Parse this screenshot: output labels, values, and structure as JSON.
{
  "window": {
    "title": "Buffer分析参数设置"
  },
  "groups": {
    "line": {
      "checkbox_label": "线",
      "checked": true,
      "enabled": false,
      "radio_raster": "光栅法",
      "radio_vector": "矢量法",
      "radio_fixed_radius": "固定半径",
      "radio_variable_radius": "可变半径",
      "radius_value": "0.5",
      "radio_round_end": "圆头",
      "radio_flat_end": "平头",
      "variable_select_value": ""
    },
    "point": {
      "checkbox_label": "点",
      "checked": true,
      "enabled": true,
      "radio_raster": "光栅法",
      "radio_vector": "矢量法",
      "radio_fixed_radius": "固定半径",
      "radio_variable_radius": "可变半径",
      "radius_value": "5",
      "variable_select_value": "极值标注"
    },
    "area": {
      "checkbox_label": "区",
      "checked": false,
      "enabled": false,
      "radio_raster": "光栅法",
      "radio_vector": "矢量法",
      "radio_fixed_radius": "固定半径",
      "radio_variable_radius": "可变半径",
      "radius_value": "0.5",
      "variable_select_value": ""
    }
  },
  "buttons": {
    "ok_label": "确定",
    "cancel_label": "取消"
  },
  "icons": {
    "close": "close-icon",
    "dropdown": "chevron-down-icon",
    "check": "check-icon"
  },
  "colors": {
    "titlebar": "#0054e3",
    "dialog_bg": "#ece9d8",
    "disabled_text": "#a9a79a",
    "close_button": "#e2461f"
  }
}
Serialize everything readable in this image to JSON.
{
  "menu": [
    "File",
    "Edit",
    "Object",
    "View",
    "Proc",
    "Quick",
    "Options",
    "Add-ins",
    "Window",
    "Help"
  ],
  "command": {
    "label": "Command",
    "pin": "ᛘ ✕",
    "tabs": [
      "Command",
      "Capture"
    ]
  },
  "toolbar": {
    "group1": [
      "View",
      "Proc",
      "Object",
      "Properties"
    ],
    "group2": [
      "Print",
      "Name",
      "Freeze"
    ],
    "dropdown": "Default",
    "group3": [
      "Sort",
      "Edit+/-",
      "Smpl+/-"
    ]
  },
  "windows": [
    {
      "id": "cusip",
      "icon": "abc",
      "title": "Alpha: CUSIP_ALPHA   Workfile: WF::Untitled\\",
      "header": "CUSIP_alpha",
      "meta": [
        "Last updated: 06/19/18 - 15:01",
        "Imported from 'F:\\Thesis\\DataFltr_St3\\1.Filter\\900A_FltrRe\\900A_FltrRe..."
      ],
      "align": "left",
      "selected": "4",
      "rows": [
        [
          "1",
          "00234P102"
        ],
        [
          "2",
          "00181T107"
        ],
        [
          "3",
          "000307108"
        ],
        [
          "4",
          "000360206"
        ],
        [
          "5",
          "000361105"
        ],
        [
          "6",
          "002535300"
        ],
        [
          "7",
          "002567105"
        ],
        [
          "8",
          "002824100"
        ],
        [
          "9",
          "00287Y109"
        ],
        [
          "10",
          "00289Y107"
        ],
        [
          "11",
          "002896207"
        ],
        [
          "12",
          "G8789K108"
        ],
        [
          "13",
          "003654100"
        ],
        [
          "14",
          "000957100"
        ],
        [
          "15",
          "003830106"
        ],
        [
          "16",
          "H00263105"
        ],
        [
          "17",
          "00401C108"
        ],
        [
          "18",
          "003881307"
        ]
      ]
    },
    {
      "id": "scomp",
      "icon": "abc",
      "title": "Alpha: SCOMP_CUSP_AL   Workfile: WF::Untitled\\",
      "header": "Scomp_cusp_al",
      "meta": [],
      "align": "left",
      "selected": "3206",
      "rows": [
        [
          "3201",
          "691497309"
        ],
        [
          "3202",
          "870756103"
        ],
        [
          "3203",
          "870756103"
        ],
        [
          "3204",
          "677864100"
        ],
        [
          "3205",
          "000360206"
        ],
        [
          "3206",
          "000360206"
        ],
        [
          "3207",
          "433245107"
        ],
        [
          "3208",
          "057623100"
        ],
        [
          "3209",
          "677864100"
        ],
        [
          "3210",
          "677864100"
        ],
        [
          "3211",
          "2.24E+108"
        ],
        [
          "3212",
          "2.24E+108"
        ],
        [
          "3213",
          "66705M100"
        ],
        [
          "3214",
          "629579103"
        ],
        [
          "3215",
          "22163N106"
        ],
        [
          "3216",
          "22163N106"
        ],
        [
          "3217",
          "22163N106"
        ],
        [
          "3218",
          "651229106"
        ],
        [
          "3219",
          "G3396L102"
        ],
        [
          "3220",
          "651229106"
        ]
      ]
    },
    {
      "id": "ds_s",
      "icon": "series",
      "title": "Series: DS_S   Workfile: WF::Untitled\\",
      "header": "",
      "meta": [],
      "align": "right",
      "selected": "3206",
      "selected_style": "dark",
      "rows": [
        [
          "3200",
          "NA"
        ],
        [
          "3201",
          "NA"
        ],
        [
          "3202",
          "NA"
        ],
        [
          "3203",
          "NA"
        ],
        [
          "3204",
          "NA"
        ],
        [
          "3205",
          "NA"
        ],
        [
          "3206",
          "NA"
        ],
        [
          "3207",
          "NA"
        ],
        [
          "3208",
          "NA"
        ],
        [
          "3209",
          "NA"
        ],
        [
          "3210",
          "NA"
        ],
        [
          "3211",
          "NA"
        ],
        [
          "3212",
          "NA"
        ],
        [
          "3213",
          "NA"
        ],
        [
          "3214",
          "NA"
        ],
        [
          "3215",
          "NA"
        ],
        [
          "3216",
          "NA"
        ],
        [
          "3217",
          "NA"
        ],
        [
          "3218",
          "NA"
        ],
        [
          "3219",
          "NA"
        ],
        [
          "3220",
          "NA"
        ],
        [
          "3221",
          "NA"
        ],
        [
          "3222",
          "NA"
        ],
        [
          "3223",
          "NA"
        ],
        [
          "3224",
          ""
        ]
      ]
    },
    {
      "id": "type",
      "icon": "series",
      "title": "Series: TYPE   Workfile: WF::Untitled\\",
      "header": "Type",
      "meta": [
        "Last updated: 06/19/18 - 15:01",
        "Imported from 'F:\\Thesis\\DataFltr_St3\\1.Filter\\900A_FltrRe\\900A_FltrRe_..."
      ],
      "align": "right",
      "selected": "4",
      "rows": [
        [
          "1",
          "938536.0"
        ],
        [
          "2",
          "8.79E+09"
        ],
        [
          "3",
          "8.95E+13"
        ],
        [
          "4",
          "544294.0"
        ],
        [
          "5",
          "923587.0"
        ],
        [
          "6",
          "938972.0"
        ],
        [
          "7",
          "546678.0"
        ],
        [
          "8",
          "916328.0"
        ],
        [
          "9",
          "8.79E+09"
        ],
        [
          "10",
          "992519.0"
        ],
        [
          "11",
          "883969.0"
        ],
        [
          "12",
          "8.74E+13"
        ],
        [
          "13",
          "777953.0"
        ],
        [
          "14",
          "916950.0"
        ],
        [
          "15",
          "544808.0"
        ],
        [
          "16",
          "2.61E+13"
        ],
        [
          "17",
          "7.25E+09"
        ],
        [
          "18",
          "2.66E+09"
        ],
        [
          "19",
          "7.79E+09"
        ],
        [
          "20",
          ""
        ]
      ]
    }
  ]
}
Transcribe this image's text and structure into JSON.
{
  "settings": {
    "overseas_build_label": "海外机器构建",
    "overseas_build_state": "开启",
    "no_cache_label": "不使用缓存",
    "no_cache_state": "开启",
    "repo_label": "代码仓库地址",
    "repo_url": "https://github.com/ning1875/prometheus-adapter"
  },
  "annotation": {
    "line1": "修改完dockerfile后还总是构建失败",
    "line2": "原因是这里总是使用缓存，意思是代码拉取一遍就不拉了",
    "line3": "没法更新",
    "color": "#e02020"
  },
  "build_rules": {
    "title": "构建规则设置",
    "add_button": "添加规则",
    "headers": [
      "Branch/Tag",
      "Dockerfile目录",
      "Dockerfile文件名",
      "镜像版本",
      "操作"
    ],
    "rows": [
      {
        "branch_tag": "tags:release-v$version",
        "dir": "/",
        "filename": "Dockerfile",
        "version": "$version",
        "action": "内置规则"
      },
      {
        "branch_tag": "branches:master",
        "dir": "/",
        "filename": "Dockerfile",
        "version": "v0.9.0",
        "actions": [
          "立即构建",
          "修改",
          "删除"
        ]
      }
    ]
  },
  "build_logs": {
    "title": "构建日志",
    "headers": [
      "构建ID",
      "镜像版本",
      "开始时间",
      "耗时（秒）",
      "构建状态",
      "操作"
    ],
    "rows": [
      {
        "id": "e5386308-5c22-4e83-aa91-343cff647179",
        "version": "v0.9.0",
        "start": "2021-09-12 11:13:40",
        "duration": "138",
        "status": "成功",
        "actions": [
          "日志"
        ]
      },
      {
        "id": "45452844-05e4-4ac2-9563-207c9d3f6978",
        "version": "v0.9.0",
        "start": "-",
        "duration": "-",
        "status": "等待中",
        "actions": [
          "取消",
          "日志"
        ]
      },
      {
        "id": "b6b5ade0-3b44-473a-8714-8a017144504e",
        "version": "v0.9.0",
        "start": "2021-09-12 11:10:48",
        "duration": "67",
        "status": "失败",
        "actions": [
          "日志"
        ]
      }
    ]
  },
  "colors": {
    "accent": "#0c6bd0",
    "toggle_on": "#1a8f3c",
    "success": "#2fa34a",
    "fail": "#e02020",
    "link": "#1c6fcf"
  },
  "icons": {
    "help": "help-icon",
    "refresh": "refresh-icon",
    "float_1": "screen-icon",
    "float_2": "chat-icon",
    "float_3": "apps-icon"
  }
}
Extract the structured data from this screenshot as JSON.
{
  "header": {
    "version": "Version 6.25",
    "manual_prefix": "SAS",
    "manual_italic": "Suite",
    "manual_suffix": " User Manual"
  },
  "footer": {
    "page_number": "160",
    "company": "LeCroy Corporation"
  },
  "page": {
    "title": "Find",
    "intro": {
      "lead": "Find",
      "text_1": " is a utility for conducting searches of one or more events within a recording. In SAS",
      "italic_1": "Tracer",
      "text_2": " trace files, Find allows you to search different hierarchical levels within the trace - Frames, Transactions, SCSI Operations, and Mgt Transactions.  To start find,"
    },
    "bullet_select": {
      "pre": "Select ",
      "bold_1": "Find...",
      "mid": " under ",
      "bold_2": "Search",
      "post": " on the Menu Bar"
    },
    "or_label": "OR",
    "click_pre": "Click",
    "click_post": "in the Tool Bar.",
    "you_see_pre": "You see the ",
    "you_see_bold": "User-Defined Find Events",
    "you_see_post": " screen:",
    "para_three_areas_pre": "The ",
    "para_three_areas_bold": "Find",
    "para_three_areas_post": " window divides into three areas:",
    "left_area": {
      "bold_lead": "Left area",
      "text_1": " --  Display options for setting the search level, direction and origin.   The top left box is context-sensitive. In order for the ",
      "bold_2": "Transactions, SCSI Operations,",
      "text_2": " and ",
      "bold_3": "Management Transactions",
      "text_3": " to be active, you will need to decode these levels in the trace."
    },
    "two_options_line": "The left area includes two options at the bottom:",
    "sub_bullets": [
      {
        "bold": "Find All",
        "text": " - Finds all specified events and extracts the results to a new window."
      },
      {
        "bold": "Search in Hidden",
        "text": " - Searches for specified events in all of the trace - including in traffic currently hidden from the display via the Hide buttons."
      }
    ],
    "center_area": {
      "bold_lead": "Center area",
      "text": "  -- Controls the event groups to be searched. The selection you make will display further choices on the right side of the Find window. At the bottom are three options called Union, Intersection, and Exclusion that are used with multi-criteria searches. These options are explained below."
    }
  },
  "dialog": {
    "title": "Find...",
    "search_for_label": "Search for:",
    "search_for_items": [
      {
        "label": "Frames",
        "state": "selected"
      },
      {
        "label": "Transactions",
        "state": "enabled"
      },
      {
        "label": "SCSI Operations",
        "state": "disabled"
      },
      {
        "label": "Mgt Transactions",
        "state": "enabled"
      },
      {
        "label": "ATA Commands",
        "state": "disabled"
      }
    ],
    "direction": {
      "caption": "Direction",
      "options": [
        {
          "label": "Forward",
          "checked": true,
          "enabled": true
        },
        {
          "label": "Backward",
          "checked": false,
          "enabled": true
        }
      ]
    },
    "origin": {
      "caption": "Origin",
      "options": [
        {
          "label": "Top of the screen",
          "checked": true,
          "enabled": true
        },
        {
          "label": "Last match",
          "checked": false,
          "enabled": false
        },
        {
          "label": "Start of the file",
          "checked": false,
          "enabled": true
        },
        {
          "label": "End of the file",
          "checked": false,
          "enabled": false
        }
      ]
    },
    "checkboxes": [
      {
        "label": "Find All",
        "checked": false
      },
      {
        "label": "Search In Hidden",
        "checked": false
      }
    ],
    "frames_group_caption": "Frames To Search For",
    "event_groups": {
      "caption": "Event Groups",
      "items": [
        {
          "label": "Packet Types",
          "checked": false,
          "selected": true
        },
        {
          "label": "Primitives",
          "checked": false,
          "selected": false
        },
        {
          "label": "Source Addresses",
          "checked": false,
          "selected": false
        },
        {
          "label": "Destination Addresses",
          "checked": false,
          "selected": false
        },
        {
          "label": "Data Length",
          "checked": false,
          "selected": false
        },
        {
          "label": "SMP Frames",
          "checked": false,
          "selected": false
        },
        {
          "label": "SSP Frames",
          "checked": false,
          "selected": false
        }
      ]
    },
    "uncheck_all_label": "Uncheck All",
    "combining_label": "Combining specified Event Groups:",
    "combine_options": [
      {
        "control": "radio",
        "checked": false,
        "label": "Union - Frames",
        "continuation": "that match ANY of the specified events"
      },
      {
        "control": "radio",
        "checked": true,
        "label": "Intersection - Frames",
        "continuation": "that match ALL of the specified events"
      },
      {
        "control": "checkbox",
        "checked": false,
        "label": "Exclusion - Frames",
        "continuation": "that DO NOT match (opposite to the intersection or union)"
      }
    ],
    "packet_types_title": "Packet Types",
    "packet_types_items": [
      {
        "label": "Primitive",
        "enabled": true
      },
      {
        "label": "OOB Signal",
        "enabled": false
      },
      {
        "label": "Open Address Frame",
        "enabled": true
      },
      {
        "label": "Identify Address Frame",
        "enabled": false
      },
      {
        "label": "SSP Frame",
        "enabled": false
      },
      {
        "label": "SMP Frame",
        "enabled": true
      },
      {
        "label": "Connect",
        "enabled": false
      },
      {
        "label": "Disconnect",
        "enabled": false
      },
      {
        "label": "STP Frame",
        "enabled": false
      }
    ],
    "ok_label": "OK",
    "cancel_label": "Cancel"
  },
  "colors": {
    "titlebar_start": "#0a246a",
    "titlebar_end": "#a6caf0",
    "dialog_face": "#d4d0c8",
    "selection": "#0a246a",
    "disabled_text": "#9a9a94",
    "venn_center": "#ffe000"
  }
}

━━━━━━

§ REQUIRED TASK
Pull out every line in the material above where "this" occurs.

§ SOLVED EXERCISE
Parse this screenshot: output labels, values, and structure as JSON.
Serialize everything readable in this image to JSON.
Transcribe this image's text and structure into JSON.
Extract the structured data from this screenshot as JSON.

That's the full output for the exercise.